══ Data shown ══
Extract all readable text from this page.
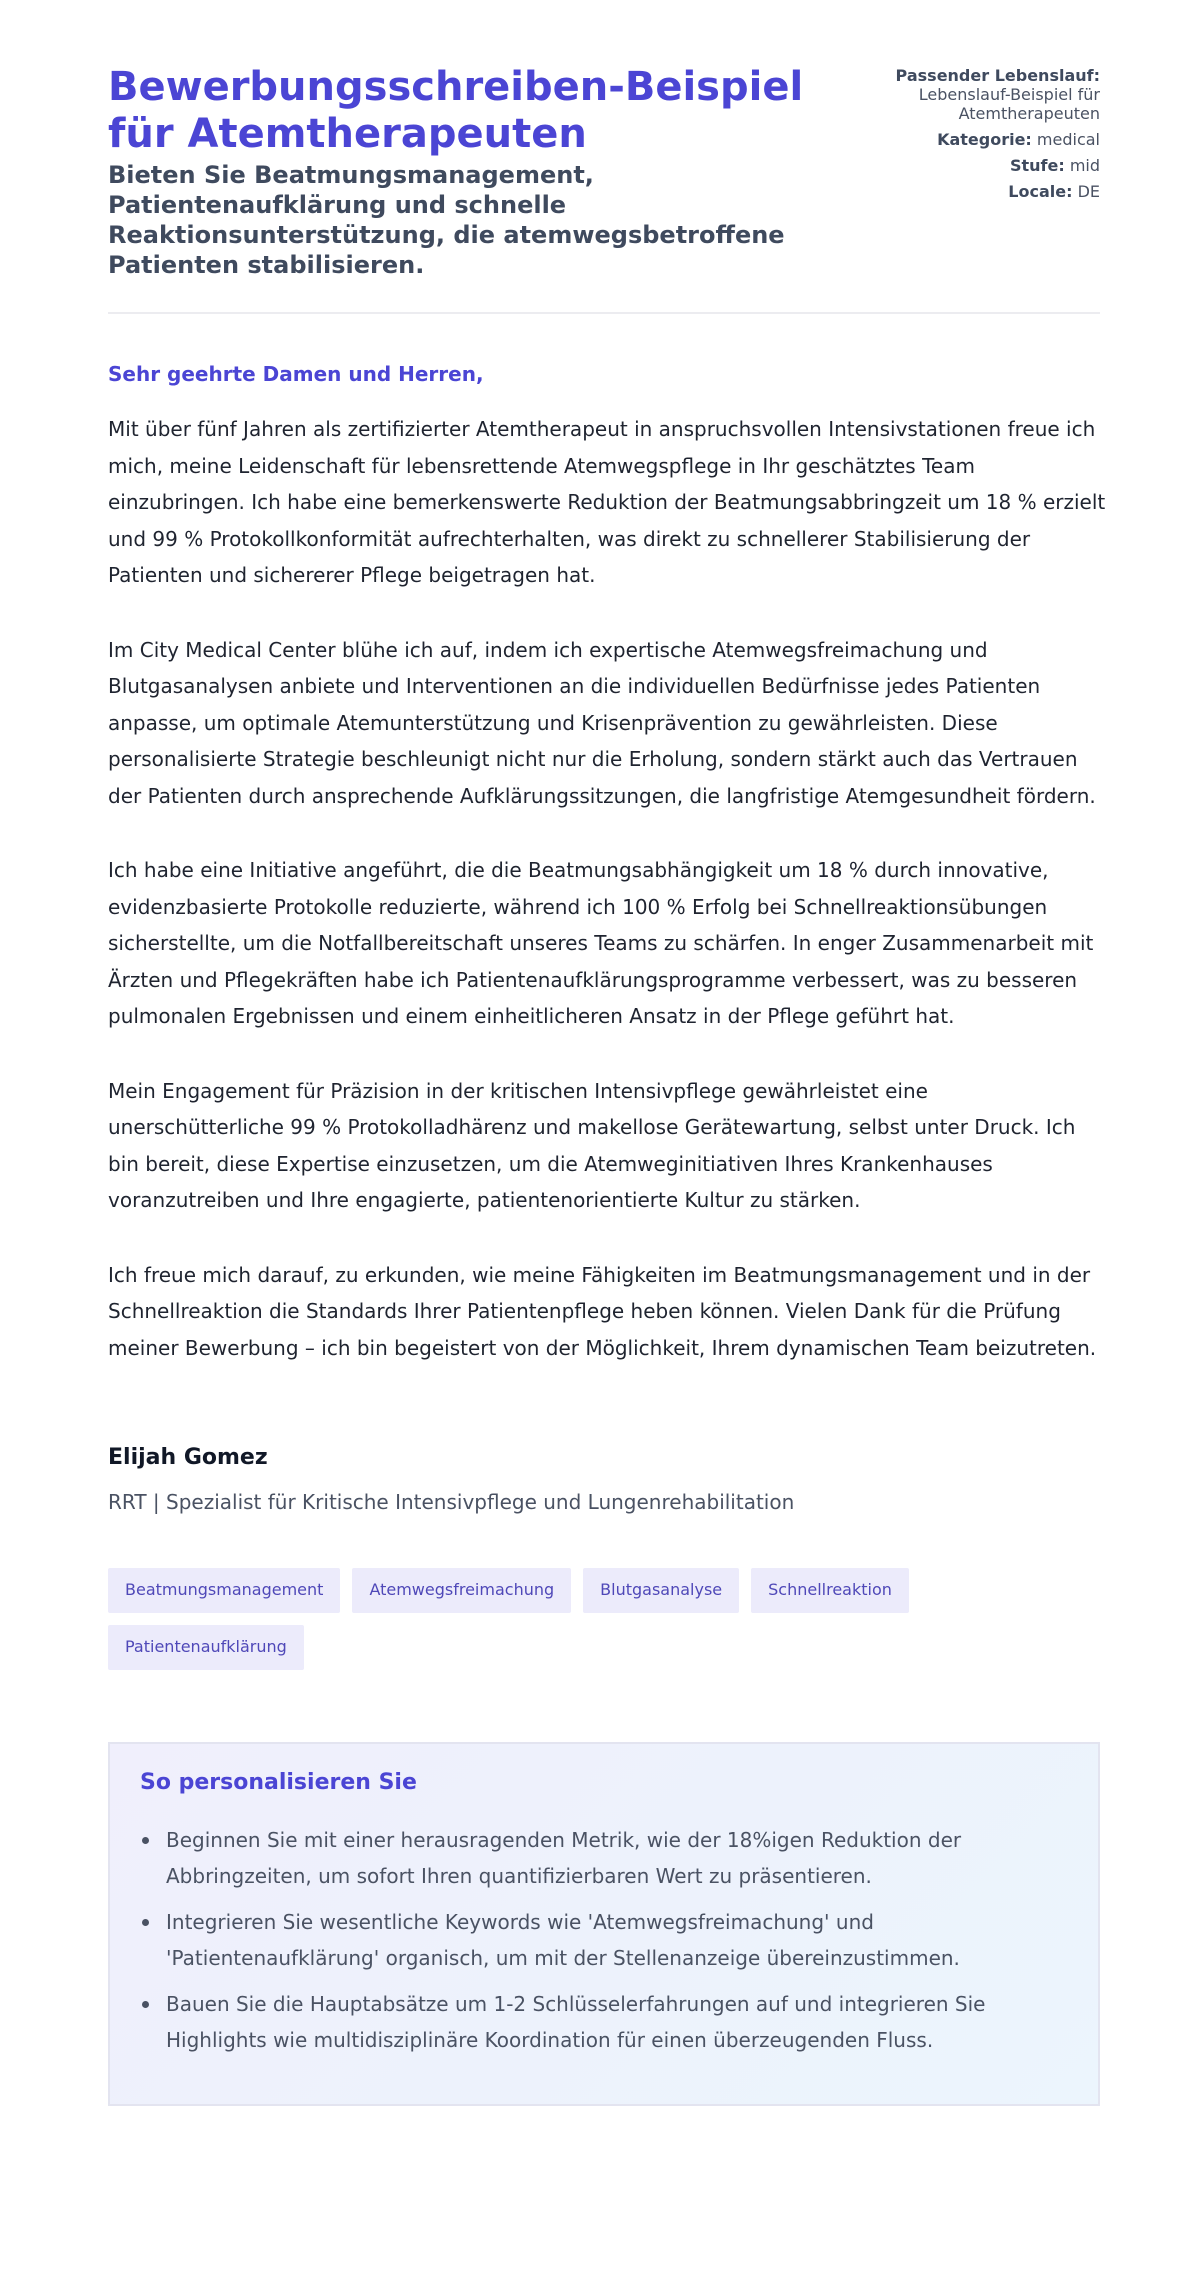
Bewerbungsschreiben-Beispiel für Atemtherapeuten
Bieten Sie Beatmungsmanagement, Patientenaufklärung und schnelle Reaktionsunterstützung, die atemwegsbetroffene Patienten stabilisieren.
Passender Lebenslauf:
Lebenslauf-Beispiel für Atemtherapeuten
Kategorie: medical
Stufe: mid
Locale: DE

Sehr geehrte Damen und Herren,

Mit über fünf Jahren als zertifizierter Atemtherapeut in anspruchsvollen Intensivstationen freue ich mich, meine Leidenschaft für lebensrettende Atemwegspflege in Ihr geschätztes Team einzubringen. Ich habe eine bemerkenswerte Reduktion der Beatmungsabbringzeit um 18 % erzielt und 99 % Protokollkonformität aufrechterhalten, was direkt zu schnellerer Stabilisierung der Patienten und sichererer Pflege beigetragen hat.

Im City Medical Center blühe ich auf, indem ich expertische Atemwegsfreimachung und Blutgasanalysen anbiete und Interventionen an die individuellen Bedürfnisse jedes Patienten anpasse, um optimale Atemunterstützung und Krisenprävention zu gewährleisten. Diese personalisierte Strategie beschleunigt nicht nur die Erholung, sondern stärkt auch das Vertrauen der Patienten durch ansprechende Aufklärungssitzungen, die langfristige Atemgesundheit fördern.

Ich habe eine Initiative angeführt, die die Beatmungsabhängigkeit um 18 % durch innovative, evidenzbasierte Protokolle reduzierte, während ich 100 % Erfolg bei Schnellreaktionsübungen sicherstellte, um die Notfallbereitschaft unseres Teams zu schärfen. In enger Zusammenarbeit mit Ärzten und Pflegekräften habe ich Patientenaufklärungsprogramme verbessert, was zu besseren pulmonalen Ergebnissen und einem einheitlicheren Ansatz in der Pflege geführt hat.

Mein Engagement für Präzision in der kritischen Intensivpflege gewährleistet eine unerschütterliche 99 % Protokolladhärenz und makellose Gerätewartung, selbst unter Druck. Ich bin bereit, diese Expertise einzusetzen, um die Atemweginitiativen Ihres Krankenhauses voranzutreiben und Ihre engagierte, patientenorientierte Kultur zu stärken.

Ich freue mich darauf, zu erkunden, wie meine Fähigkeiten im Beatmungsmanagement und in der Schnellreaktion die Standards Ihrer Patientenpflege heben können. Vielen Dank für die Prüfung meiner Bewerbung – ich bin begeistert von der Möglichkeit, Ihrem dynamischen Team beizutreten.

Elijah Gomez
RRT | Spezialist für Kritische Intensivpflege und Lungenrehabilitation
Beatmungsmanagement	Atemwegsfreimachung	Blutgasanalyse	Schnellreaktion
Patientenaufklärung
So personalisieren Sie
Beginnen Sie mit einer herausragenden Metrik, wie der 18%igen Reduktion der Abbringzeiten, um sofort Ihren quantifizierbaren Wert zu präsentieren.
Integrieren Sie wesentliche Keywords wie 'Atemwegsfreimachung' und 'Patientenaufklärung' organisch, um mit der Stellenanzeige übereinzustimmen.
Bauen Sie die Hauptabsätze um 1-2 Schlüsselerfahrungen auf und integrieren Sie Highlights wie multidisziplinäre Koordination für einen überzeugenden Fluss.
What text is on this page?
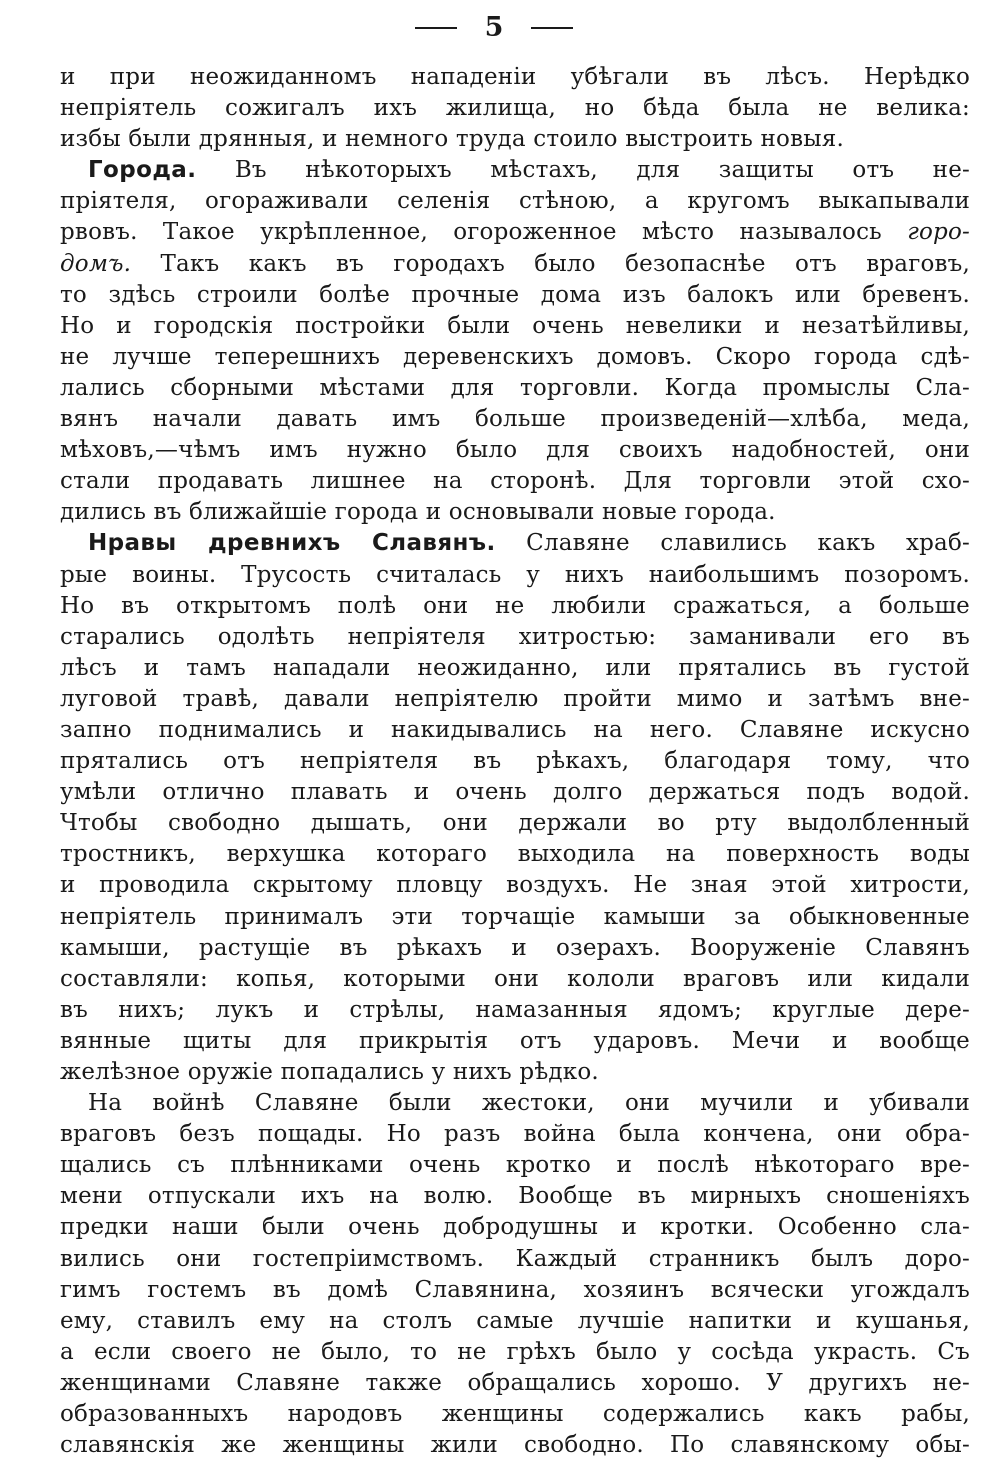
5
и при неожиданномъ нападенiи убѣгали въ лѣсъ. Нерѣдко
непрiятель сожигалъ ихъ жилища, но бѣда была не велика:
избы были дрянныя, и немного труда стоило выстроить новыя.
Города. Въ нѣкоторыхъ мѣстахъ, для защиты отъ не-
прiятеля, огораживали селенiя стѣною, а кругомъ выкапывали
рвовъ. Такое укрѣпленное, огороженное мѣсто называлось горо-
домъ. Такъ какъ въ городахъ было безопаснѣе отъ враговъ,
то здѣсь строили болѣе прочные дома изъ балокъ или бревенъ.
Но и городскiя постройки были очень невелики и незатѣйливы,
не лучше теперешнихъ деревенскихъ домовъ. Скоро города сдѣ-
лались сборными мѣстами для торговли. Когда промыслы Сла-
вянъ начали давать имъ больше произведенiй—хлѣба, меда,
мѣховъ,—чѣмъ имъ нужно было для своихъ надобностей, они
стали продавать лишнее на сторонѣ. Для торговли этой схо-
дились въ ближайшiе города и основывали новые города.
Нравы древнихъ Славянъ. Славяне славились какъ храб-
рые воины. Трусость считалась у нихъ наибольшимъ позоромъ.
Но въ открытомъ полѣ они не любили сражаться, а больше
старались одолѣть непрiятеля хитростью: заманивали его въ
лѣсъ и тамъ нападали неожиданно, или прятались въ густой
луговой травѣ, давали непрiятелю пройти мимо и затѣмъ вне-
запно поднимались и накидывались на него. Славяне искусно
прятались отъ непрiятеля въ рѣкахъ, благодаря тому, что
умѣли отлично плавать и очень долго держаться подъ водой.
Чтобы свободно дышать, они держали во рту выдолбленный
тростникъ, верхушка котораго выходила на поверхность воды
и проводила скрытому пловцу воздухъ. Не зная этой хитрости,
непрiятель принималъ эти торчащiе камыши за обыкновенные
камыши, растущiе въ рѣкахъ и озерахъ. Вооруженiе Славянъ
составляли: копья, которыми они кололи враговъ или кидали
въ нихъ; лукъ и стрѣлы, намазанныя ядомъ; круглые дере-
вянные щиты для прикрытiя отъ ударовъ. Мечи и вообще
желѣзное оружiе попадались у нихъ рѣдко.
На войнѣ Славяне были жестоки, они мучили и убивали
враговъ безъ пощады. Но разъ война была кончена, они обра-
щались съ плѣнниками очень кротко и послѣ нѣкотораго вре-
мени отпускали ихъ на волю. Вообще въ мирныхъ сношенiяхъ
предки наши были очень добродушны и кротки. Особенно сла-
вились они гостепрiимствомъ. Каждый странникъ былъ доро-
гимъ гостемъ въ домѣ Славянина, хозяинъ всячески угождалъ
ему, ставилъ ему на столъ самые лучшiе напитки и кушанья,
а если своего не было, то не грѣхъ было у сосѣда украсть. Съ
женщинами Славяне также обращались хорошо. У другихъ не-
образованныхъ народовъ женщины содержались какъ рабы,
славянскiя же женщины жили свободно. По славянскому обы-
═══
> _Your objective_: Return nothing except the number of lines that include the string "meine".

> _Expected answer_: 2